## SET EXERCISE
Extract the records in full, leaving every picture out.

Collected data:

* * *

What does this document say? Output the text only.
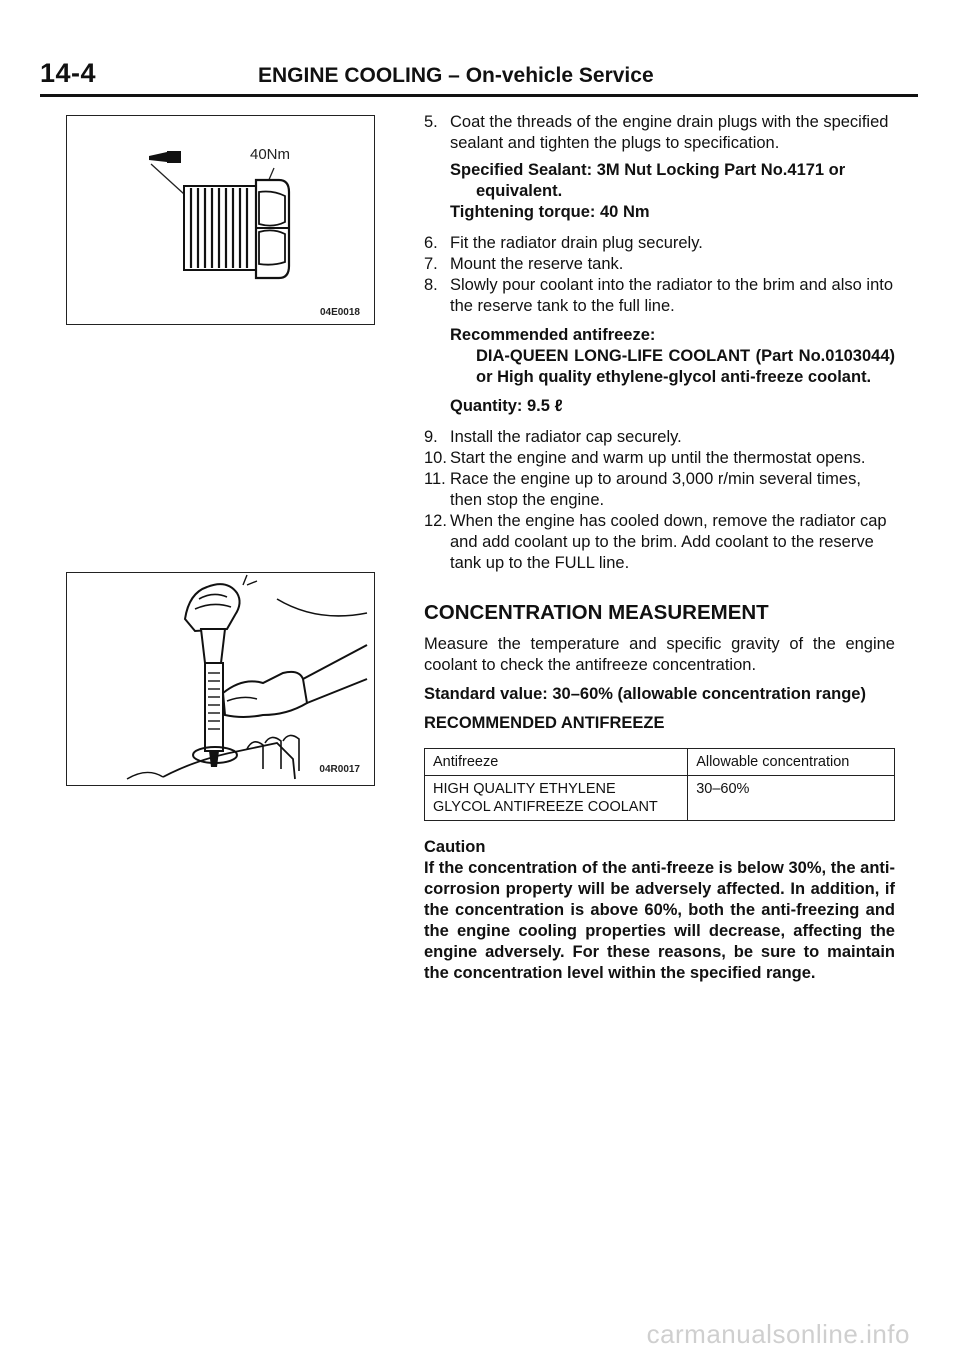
14-4	ENGINE COOLING – On-vehicle Service
40Nm
04E0018
04R0017

5. Coat the threads of the engine drain plugs with the specified sealant and tighten the plugs to specification.

Specified Sealant: 3M Nut Locking Part No.4171 or
equivalent.
Tightening torque: 40 Nm

6. Fit the radiator drain plug securely.

7. Mount the reserve tank.

8. Slowly pour coolant into the radiator to the brim and also into the reserve tank to the full line.

Recommended antifreeze:
DIA-QUEEN LONG-LIFE COOLANT (Part No.0103044) or High quality ethylene-glycol anti-freeze coolant.
Quantity: 9.5 ℓ

9. Install the radiator cap securely.

10. Start the engine and warm up until the thermostat opens.

11. Race the engine up to around 3,000 r/min several times, then stop the engine.

12. When the engine has cooled down, remove the radiator cap and add coolant up to the brim. Add coolant to the reserve tank up to the FULL line.

CONCENTRATION MEASUREMENT

Measure the temperature and specific gravity of the engine coolant to check the antifreeze concentration.

Standard value: 30–60% (allowable concentration range)

RECOMMENDED ANTIFREEZE

Antifreeze	Allowable concentration
HIGH QUALITY ETHYLENE
GLYCOL ANTIFREEZE COOLANT	30–60%

Caution

If the concentration of the anti-freeze is below 30%, the anti-corrosion property will be adversely affected. In addition, if the concentration is above 60%, both the anti-freezing and the engine cooling properties will decrease, affecting the engine adversely. For these reasons, be sure to maintain the concentration level within the specified range.

carmanualsonline.info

* * *

## SOLUTION BELOW
What does this document say? Output the text only.
14-4	ENGINE COOLING – On-vehicle Service
40Nm
04E0018
04R0017

5. Coat the threads of the engine drain plugs with the specified sealant and tighten the plugs to specification.

Specified Sealant: 3M Nut Locking Part No.4171 or
equivalent.
Tightening torque: 40 Nm

6. Fit the radiator drain plug securely.

7. Mount the reserve tank.

8. Slowly pour coolant into the radiator to the brim and also into the reserve tank to the full line.

Recommended antifreeze:
DIA-QUEEN LONG-LIFE COOLANT (Part No.0103044) or High quality ethylene-glycol anti-freeze coolant.
Quantity: 9.5 ℓ

9. Install the radiator cap securely.

10. Start the engine and warm up until the thermostat opens.

11. Race the engine up to around 3,000 r/min several times, then stop the engine.

12. When the engine has cooled down, remove the radiator cap and add coolant up to the brim. Add coolant to the reserve tank up to the FULL line.

CONCENTRATION MEASUREMENT

Measure the temperature and specific gravity of the engine coolant to check the antifreeze concentration.

Standard value: 30–60% (allowable concentration range)

RECOMMENDED ANTIFREEZE

Antifreeze	Allowable concentration
HIGH QUALITY ETHYLENE
GLYCOL ANTIFREEZE COOLANT	30–60%

Caution

If the concentration of the anti-freeze is below 30%, the anti-corrosion property will be adversely affected. In addition, if the concentration is above 60%, both the anti-freezing and the engine cooling properties will decrease, affecting the engine adversely. For these reasons, be sure to maintain the concentration level within the specified range.

carmanualsonline.info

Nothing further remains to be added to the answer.